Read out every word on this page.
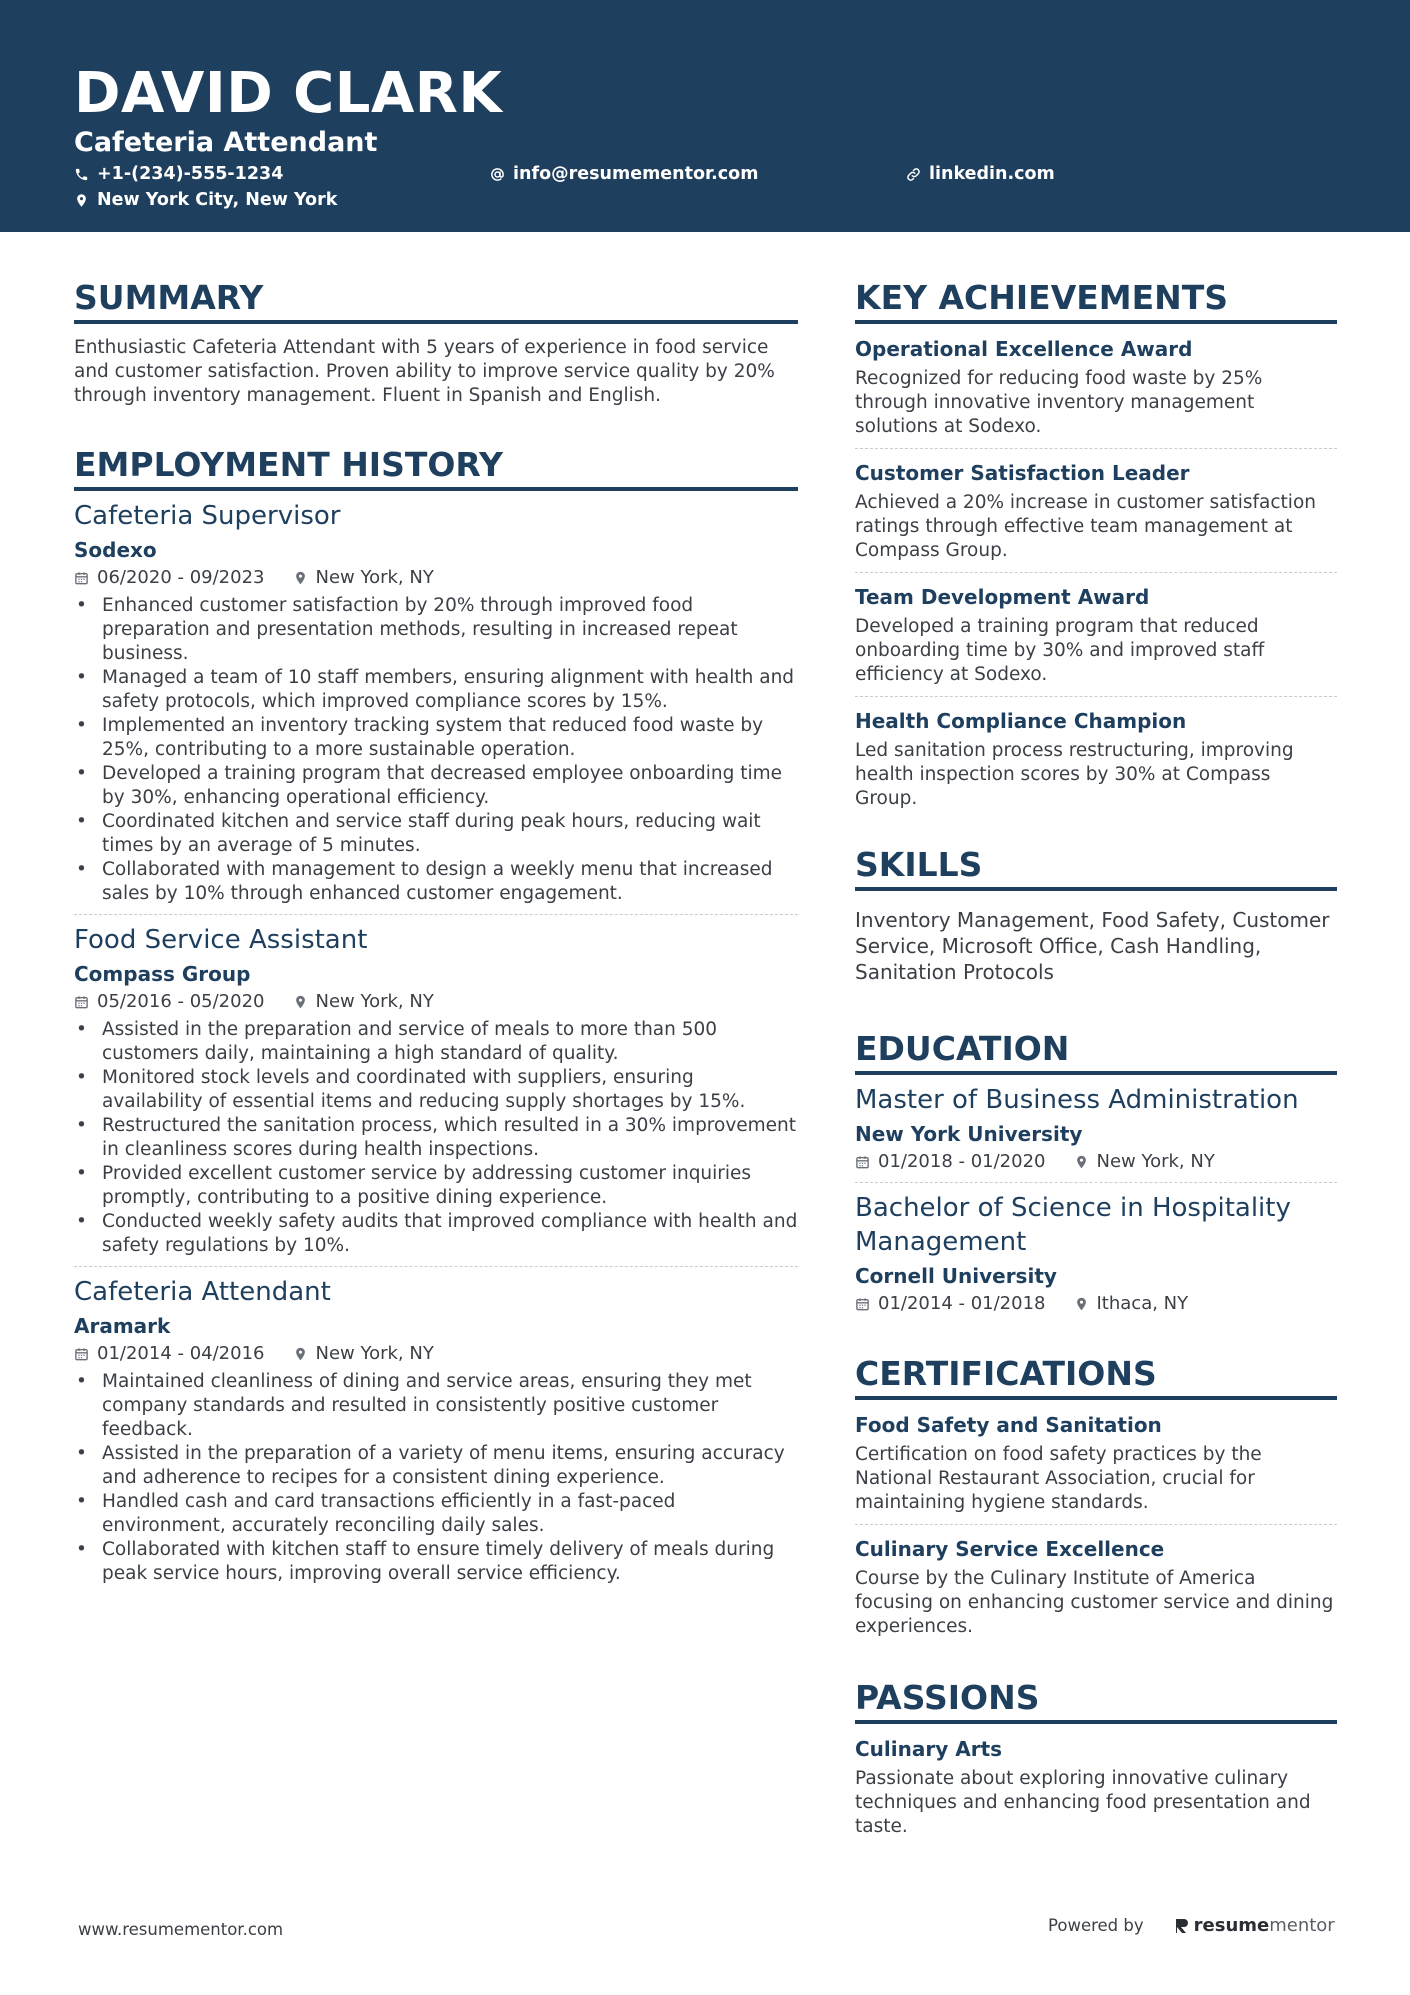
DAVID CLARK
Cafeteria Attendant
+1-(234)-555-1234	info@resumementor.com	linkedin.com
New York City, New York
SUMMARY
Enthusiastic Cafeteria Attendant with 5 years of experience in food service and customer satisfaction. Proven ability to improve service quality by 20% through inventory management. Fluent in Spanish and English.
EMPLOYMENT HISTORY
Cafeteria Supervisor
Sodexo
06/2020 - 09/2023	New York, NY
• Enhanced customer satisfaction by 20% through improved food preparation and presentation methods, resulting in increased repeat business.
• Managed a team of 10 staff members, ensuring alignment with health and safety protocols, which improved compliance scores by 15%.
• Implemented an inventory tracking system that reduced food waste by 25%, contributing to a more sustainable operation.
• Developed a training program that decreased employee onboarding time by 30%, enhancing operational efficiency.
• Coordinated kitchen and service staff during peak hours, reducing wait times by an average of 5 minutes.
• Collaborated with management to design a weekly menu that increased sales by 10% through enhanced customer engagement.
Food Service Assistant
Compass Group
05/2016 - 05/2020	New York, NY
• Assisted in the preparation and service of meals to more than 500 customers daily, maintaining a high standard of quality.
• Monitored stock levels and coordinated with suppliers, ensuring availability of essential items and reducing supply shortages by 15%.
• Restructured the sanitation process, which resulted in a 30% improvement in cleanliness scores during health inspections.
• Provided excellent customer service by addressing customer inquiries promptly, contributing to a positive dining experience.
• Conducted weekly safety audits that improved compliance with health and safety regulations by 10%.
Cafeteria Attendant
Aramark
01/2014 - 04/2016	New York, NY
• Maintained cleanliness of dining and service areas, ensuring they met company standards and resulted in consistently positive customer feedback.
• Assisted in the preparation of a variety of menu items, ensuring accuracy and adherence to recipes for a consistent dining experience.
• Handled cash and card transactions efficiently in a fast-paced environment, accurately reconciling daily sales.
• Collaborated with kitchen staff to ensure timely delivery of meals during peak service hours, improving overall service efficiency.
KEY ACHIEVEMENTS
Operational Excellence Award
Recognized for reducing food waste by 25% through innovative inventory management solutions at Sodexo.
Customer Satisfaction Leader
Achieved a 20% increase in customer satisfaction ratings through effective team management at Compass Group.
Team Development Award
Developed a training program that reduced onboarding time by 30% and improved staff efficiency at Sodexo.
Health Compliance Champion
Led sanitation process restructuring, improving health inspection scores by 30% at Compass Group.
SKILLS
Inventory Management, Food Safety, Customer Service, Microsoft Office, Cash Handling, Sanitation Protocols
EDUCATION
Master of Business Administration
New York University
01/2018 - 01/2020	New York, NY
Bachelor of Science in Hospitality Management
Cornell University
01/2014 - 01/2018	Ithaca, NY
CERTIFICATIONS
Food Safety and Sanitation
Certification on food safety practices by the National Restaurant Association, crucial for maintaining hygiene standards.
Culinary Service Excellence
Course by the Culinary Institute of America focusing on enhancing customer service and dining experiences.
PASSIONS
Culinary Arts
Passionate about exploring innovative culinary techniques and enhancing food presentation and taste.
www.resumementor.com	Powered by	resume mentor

┄┄┄┄┄┄┄┄┄┄┄┄┄┄┄┄┄┄┄┄

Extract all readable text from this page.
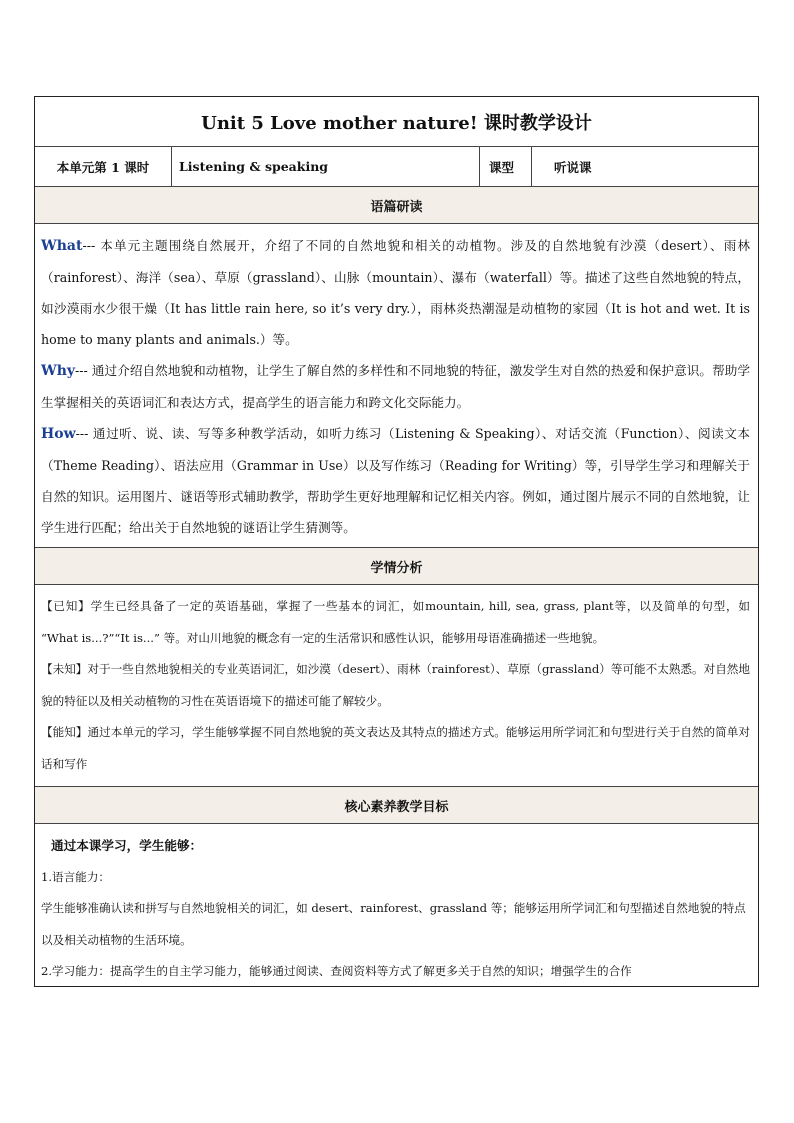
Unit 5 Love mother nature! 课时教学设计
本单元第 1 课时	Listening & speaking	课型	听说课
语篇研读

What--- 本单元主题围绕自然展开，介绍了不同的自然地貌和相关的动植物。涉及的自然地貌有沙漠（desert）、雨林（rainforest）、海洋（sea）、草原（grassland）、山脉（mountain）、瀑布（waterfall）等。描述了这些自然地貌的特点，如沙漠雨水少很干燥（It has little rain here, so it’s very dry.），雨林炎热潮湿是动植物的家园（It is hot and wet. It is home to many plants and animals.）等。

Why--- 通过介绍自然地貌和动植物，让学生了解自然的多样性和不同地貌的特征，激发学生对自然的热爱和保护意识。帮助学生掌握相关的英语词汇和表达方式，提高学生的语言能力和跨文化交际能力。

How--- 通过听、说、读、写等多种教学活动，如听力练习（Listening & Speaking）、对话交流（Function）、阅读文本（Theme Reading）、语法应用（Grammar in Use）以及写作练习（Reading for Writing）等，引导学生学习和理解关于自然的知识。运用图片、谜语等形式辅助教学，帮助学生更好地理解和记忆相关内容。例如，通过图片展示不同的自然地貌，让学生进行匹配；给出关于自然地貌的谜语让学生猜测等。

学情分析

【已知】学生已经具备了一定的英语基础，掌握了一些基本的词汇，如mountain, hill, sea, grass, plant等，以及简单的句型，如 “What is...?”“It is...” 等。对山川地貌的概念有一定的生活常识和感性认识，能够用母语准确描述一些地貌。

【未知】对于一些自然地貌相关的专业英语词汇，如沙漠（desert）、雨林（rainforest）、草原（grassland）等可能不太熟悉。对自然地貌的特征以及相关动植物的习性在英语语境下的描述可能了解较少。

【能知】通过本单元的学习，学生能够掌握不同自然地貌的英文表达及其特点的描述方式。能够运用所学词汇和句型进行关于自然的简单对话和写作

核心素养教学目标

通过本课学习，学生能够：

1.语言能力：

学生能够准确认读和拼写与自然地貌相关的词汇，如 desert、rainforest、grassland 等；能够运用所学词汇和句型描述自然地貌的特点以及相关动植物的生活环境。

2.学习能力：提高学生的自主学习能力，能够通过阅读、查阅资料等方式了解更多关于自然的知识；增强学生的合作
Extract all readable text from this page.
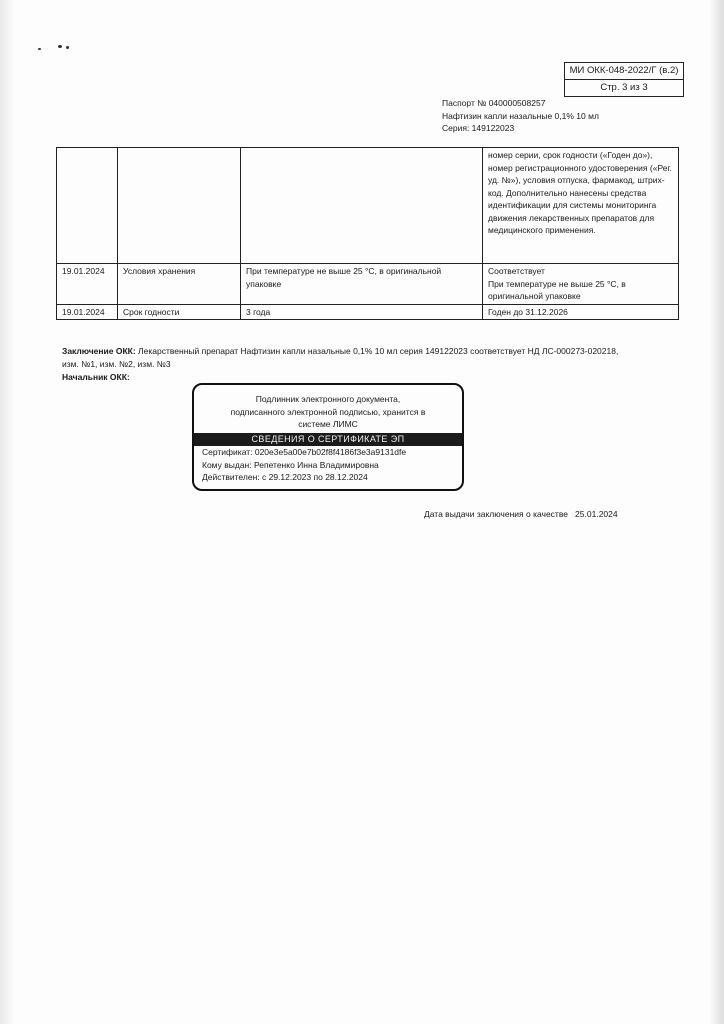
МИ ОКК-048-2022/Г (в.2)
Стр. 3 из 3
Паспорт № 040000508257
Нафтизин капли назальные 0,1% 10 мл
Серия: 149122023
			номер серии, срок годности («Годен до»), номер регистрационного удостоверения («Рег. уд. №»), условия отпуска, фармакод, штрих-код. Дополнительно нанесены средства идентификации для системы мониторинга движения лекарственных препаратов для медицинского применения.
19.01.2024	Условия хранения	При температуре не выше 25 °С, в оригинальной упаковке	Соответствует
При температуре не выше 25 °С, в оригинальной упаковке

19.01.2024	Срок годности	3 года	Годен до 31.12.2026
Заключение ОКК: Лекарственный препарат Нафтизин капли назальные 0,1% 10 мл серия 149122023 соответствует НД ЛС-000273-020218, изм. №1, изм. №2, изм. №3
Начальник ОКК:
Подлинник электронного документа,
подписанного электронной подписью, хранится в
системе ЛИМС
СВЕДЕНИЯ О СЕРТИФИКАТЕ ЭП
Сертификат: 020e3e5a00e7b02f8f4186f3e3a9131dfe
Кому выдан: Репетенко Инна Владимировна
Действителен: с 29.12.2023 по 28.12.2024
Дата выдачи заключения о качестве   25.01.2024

┄┄┄┄┄┄┄┄┄┄┄┄┄┄┄┄┄┄┄┄

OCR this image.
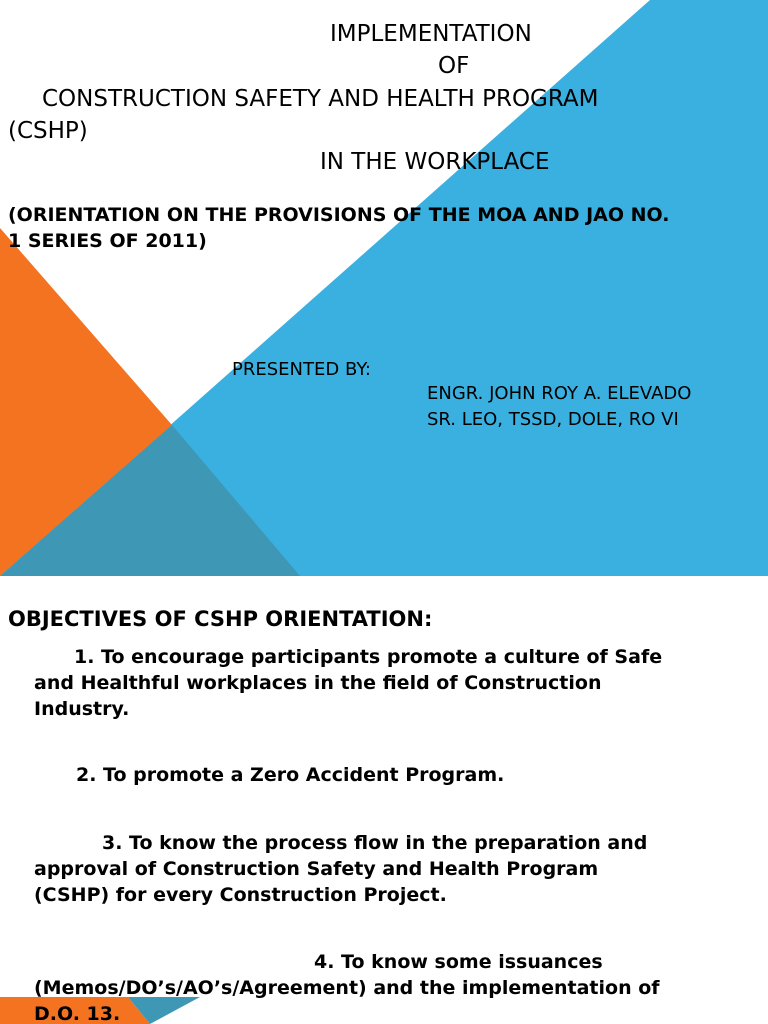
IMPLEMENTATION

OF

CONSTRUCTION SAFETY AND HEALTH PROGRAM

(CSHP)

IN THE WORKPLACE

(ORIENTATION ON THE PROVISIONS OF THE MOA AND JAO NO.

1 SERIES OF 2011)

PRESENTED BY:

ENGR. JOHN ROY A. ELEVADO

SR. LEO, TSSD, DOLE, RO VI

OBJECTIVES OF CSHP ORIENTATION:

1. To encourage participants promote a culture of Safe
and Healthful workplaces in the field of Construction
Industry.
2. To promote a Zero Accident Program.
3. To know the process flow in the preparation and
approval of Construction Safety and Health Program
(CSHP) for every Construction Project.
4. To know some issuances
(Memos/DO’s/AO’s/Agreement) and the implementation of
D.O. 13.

┄┄┄┄┄┄┄┄┄┄┄┄┄┄┄┄┄┄┄┄

Write out every line from the entries where "quality" appears.

Enthusiastic Cafeteria Attendant with 5 years of experience in food service and customer satisfaction. Proven ability to improve service quality by 20% through inventory management. Fluent in Spanish and English.
• Assisted in the preparation and service of meals to more than 500 customers daily, maintaining a high standard of quality.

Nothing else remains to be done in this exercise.